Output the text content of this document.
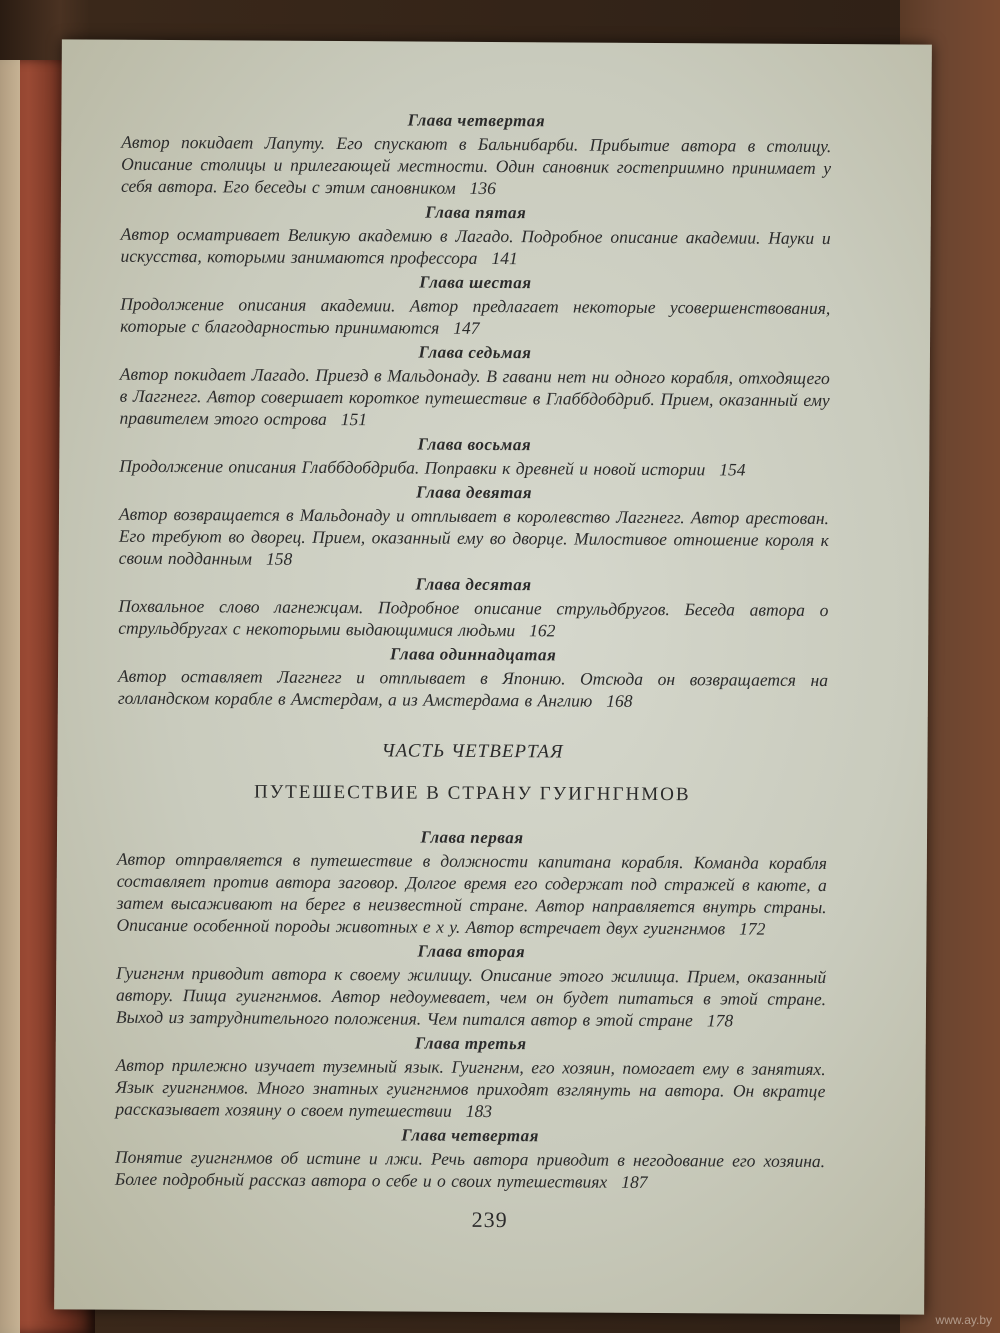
Глава четвертая
Автор покидает Лапуту. Его спускают в Бальнибарби. Прибытие автора в столицу. Описание столицы и прилегающей местности. Один сановник гостеприимно принимает у себя автора. Его беседы с этим сановником 136
Глава пятая
Автор осматривает Великую академию в Лагадо. Подробное описание академии. Науки и искусства, которыми занимаются профессора 141
Глава шестая
Продолжение описания академии. Автор предлагает некоторые усовершенствования, которые с благодарностью принимаются 147
Глава седьмая
Автор покидает Лагадо. Приезд в Мальдонаду. В гавани нет ни одного корабля, отходящего в Лаггнегг. Автор совершает короткое путешествие в Глаббдобдриб. Прием, оказанный ему правителем этого острова 151
Глава восьмая
Продолжение описания Глаббдобдриба. Поправки к древней и новой истории 154
Глава девятая
Автор возвращается в Мальдонаду и отплывает в королевство Лаггнегг. Автор арестован. Его требуют во дворец. Прием, оказанный ему во дворце. Милостивое отношение короля к своим подданным 158
Глава десятая
Похвальное слово лагнежцам. Подробное описание струльдбругов. Беседа автора о струльдбругах с некоторыми выдающимися людьми 162
Глава одиннадцатая
Автор оставляет Лаггнегг и отплывает в Японию. Отсюда он возвращается на голландском корабле в Амстердам, а из Амстердама в Англию 168
ЧАСТЬ ЧЕТВЕРТАЯ
ПУТЕШЕСТВИЕ В СТРАНУ ГУИГНГНМОВ
Глава первая
Автор отправляется в путешествие в должности капитана корабля. Команда корабля составляет против автора заговор. Долгое время его содержат под стражей в каюте, а затем высаживают на берег в неизвестной стране. Автор направляется внутрь страны. Описание особенной породы животных е х у. Автор встречает двух гуигнгнмов 172
Глава вторая
Гуигнгнм приводит автора к своему жилищу. Описание этого жилища. Прием, оказанный автору. Пища гуигнгнмов. Автор недоумевает, чем он будет питаться в этой стране. Выход из затруднительного положения. Чем питался автор в этой стране 178
Глава третья
Автор прилежно изучает туземный язык. Гуигнгнм, его хозяин, помогает ему в занятиях. Язык гуигнгнмов. Много знатных гуигнгнмов приходят взглянуть на автора. Он вкратце рассказывает хозяину о своем путешествии 183
Глава четвертая
Понятие гуигнгнмов об истине и лжи. Речь автора приводит в негодование его хозяина. Более подробный рассказ автора о себе и о своих путешествиях 187
239
www.ay.by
.....
• **Task objective**:
Locate all lines that include the word "академии" and copy them out.

• **Expected answer**:
Автор осматривает Великую академию в Лагадо. Подробное описание академии. Науки и искусства, которыми занимаются профессора 141
Продолжение описания академии. Автор предлагает некоторые усовершенствования, которые с благодарностью принимаются 147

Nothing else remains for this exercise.